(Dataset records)
-.-.-
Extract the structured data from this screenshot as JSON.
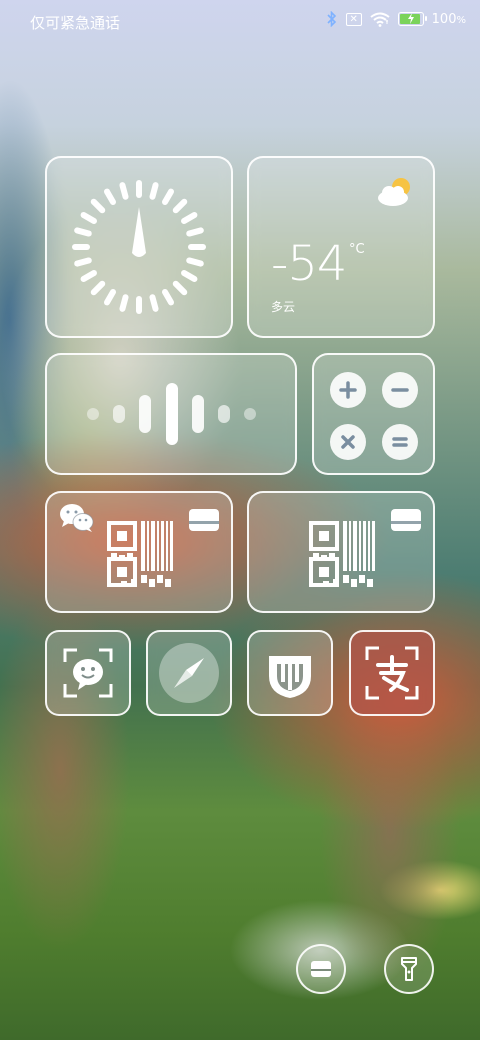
{
  "status_bar": {
    "carrier_text": "仅可紧急通话",
    "battery_percent": "100",
    "battery_unit": "%",
    "battery_level": 1.0,
    "icons": [
      "bluetooth-icon",
      "no-sim-icon",
      "wifi-icon",
      "battery-charging-icon"
    ]
  },
  "widgets": {
    "clock": {
      "icon": "compass-dial-icon"
    },
    "weather": {
      "temperature": "-54",
      "unit": "°C",
      "condition": "多云",
      "icon": "partly-cloudy-icon"
    },
    "voice": {
      "icon": "voice-waveform-icon"
    },
    "calculator": {
      "buttons": [
        "plus-icon",
        "minus-icon",
        "multiply-icon",
        "equals-icon"
      ]
    },
    "wechat_pay": {
      "icons": [
        "wechat-icon",
        "qr-barcode-icon",
        "card-icon"
      ]
    },
    "pay_code": {
      "icons": [
        "qr-barcode-icon",
        "card-icon"
      ]
    }
  },
  "apps": [
    {
      "name": "wechat-scan",
      "icon": "wechat-scan-icon"
    },
    {
      "name": "compass",
      "icon": "compass-icon"
    },
    {
      "name": "mi-home",
      "icon": "mi-home-icon"
    },
    {
      "name": "alipay-scan",
      "icon": "alipay-scan-icon"
    }
  ],
  "bottom_buttons": [
    {
      "icon": "wallet-card-icon"
    },
    {
      "icon": "flashlight-icon"
    }
  ],
  "colors": {
    "battery_fill": "#7bd35a",
    "alipay_tile": "#b0564a",
    "weather_sun": "#f6c343"
  }
}
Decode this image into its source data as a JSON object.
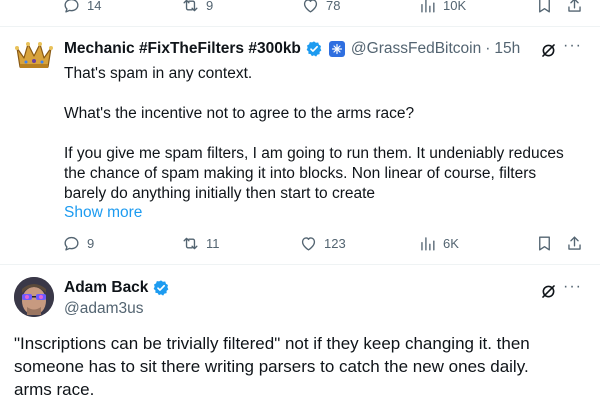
{
  "top_tweet_metrics": {
    "replies": "14",
    "retweets": "9",
    "likes": "78",
    "views": "10K"
  },
  "mechanic_tweet": {
    "display_name": "Mechanic #FixTheFilters #300kb",
    "handle": "@GrassFedBitcoin",
    "separator": "·",
    "time": "15h",
    "paragraph_1": "That's spam in any context.",
    "paragraph_2": "What's the incentive not to agree to the arms race?",
    "paragraph_3_line_1": "If you give me spam filters, I am going to run them. It undeniably reduces",
    "paragraph_3_line_2": "the chance of spam making it into blocks. Non linear of course, filters",
    "paragraph_3_line_3": "barely do anything initially then start to create",
    "show_more": "Show more",
    "metrics": {
      "replies": "9",
      "retweets": "11",
      "likes": "123",
      "views": "6K"
    }
  },
  "adam_tweet": {
    "display_name": "Adam Back",
    "handle": "@adam3us",
    "line_1": "\"Inscriptions can be trivially filtered\" not if they keep changing it. then",
    "line_2": "someone has to sit there writing parsers to catch the new ones daily.",
    "line_3": "arms race."
  },
  "icons": {
    "reply": "reply-icon",
    "retweet": "retweet-icon",
    "like": "heart-icon",
    "views": "views-icon",
    "bookmark": "bookmark-icon",
    "share": "share-icon",
    "grok": "grok-icon",
    "more": "more-dots-icon",
    "verified": "verified-badge-icon"
  },
  "colors": {
    "text": "#0f1419",
    "muted": "#536471",
    "link": "#1d9bf0",
    "verified": "#1d9bf0",
    "affiliate_badge": "#2f6fe0"
  }
}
-.-.-
[DESCRIPTION OF THE TASK]: Reproduce every entry word for word, but skip any pictures.

[SOLUTION BELOW]:
Extract the structured data from this screenshot as JSON.
{
  "status_bar": {
    "carrier_text": "仅可紧急通话",
    "battery_percent": "100",
    "battery_unit": "%",
    "battery_level": 1.0,
    "icons": [
      "bluetooth-icon",
      "no-sim-icon",
      "wifi-icon",
      "battery-charging-icon"
    ]
  },
  "widgets": {
    "clock": {
      "icon": "compass-dial-icon"
    },
    "weather": {
      "temperature": "-54",
      "unit": "°C",
      "condition": "多云",
      "icon": "partly-cloudy-icon"
    },
    "voice": {
      "icon": "voice-waveform-icon"
    },
    "calculator": {
      "buttons": [
        "plus-icon",
        "minus-icon",
        "multiply-icon",
        "equals-icon"
      ]
    },
    "wechat_pay": {
      "icons": [
        "wechat-icon",
        "qr-barcode-icon",
        "card-icon"
      ]
    },
    "pay_code": {
      "icons": [
        "qr-barcode-icon",
        "card-icon"
      ]
    }
  },
  "apps": [
    {
      "name": "wechat-scan",
      "icon": "wechat-scan-icon"
    },
    {
      "name": "compass",
      "icon": "compass-icon"
    },
    {
      "name": "mi-home",
      "icon": "mi-home-icon"
    },
    {
      "name": "alipay-scan",
      "icon": "alipay-scan-icon"
    }
  ],
  "bottom_buttons": [
    {
      "icon": "wallet-card-icon"
    },
    {
      "icon": "flashlight-icon"
    }
  ],
  "colors": {
    "battery_fill": "#7bd35a",
    "alipay_tile": "#b0564a",
    "weather_sun": "#f6c343"
  }
}
Decode this image into its source data as a JSON object.
{
  "top_tweet_metrics": {
    "replies": "14",
    "retweets": "9",
    "likes": "78",
    "views": "10K"
  },
  "mechanic_tweet": {
    "display_name": "Mechanic #FixTheFilters #300kb",
    "handle": "@GrassFedBitcoin",
    "separator": "·",
    "time": "15h",
    "paragraph_1": "That's spam in any context.",
    "paragraph_2": "What's the incentive not to agree to the arms race?",
    "paragraph_3_line_1": "If you give me spam filters, I am going to run them. It undeniably reduces",
    "paragraph_3_line_2": "the chance of spam making it into blocks. Non linear of course, filters",
    "paragraph_3_line_3": "barely do anything initially then start to create",
    "show_more": "Show more",
    "metrics": {
      "replies": "9",
      "retweets": "11",
      "likes": "123",
      "views": "6K"
    }
  },
  "adam_tweet": {
    "display_name": "Adam Back",
    "handle": "@adam3us",
    "line_1": "\"Inscriptions can be trivially filtered\" not if they keep changing it. then",
    "line_2": "someone has to sit there writing parsers to catch the new ones daily.",
    "line_3": "arms race."
  },
  "icons": {
    "reply": "reply-icon",
    "retweet": "retweet-icon",
    "like": "heart-icon",
    "views": "views-icon",
    "bookmark": "bookmark-icon",
    "share": "share-icon",
    "grok": "grok-icon",
    "more": "more-dots-icon",
    "verified": "verified-badge-icon"
  },
  "colors": {
    "text": "#0f1419",
    "muted": "#536471",
    "link": "#1d9bf0",
    "verified": "#1d9bf0",
    "affiliate_badge": "#2f6fe0"
  }
}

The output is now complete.